- [Challenge] Reproduce the entries below verbatim, everything from the line containing "Give me the" down to the line containing "price-acceptable-note: 票价合适 56%", including both of those lines.

(Layout element annotations)
^^^^
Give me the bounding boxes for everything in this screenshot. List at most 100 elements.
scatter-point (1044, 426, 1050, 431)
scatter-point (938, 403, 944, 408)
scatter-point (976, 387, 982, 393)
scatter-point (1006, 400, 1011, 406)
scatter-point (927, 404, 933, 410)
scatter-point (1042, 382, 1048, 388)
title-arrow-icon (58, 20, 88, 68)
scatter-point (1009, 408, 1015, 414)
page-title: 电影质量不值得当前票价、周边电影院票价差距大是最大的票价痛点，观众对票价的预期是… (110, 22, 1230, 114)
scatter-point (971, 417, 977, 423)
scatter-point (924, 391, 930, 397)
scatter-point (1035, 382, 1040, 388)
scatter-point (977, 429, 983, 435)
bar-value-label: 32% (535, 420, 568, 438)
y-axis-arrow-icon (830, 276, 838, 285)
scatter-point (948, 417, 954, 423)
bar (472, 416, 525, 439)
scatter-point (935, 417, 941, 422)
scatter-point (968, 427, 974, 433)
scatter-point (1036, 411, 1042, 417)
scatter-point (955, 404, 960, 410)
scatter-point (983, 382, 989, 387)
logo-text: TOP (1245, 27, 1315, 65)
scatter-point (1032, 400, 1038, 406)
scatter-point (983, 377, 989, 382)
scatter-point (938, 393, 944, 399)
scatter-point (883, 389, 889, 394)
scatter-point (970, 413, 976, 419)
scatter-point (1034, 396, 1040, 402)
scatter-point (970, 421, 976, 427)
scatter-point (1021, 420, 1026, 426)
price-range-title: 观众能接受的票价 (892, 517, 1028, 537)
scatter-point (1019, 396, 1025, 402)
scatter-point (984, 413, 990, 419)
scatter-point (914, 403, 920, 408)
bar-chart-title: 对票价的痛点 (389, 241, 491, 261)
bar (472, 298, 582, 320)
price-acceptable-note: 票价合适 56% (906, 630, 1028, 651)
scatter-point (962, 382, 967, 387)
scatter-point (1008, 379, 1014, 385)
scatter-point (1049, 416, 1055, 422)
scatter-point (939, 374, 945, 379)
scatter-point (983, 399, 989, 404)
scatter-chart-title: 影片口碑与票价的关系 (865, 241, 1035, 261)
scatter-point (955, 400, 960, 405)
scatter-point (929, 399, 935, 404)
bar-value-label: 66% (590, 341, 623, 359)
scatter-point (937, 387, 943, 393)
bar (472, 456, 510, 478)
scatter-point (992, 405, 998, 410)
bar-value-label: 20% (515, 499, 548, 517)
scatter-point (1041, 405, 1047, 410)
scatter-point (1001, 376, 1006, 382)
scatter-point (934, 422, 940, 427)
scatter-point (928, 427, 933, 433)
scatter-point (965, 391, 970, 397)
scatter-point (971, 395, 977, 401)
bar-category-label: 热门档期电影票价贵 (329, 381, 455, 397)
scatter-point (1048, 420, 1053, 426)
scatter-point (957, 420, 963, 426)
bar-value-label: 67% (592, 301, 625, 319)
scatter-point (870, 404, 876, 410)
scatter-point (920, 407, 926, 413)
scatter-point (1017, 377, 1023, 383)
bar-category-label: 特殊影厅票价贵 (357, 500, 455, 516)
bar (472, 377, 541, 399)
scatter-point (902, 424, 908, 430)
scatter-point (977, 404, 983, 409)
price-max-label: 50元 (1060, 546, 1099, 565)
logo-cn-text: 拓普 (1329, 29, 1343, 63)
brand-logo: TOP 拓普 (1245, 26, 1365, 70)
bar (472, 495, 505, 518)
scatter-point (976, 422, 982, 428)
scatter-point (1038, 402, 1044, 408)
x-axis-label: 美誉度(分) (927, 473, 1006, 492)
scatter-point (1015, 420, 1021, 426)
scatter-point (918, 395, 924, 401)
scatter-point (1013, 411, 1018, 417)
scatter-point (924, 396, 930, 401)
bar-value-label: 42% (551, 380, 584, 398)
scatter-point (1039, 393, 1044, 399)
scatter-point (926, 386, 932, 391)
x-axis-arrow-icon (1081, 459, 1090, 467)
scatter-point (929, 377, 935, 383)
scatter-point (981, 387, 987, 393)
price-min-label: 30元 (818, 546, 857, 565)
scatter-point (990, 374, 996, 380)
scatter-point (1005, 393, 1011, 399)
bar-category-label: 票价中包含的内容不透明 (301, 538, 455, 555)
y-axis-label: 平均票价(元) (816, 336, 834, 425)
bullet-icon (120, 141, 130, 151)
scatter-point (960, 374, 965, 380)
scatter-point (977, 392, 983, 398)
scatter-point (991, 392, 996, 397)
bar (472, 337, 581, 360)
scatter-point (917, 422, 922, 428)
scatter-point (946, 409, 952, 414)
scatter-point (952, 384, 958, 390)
^^^^
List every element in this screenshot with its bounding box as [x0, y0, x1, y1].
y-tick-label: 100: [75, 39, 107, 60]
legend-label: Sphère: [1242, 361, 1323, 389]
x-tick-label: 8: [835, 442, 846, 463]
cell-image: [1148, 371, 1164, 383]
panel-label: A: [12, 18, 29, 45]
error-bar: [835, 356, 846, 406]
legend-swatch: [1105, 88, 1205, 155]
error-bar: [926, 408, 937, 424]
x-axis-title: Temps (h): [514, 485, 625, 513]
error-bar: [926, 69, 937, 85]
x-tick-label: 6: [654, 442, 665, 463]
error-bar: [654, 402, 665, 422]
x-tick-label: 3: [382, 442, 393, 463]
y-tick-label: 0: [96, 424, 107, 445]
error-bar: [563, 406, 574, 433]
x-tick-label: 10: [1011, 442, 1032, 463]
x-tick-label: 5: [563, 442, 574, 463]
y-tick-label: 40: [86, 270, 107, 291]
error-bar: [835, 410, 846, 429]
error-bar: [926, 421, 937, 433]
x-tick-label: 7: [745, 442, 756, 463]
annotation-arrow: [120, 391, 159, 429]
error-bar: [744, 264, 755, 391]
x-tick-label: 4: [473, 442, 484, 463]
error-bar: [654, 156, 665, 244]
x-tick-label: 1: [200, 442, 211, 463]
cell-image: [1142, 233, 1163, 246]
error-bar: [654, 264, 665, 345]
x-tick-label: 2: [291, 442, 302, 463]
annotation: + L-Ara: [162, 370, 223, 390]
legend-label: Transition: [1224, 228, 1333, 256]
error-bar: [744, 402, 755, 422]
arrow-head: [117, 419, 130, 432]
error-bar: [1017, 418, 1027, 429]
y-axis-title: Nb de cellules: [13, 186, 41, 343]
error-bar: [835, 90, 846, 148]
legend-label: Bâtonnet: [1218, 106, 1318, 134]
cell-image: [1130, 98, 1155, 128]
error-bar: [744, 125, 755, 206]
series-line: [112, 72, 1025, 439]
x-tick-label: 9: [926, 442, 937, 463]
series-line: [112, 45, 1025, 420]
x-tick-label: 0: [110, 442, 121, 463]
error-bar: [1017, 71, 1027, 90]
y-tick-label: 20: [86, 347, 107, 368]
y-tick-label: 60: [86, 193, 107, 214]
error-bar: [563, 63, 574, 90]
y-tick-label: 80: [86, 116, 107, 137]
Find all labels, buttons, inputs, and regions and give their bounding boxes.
^^^^
- [Response to this task]
Give me the bounding boxes for everything in this screenshot. List at most 100 elements.
scatter-point (1044, 426, 1050, 431)
scatter-point (938, 403, 944, 408)
scatter-point (976, 387, 982, 393)
scatter-point (1006, 400, 1011, 406)
scatter-point (927, 404, 933, 410)
scatter-point (1042, 382, 1048, 388)
title-arrow-icon (58, 20, 88, 68)
scatter-point (1009, 408, 1015, 414)
page-title: 电影质量不值得当前票价、周边电影院票价差距大是最大的票价痛点，观众对票价的预期是… (110, 22, 1230, 114)
scatter-point (971, 417, 977, 423)
scatter-point (924, 391, 930, 397)
scatter-point (1035, 382, 1040, 388)
scatter-point (977, 429, 983, 435)
bar-value-label: 32% (535, 420, 568, 438)
y-axis-arrow-icon (830, 276, 838, 285)
scatter-point (948, 417, 954, 423)
bar (472, 416, 525, 439)
scatter-point (935, 417, 941, 422)
scatter-point (968, 427, 974, 433)
scatter-point (1036, 411, 1042, 417)
scatter-point (955, 404, 960, 410)
scatter-point (983, 382, 989, 387)
logo-text: TOP (1245, 27, 1315, 65)
scatter-point (1032, 400, 1038, 406)
scatter-point (983, 377, 989, 382)
scatter-point (938, 393, 944, 399)
scatter-point (883, 389, 889, 394)
scatter-point (970, 413, 976, 419)
scatter-point (1034, 396, 1040, 402)
scatter-point (970, 421, 976, 427)
scatter-point (1021, 420, 1026, 426)
price-range-title: 观众能接受的票价 (892, 517, 1028, 537)
scatter-point (1019, 396, 1025, 402)
scatter-point (984, 413, 990, 419)
scatter-point (914, 403, 920, 408)
bar-chart-title: 对票价的痛点 (389, 241, 491, 261)
bar (472, 298, 582, 320)
price-acceptable-note: 票价合适 56% (906, 630, 1028, 651)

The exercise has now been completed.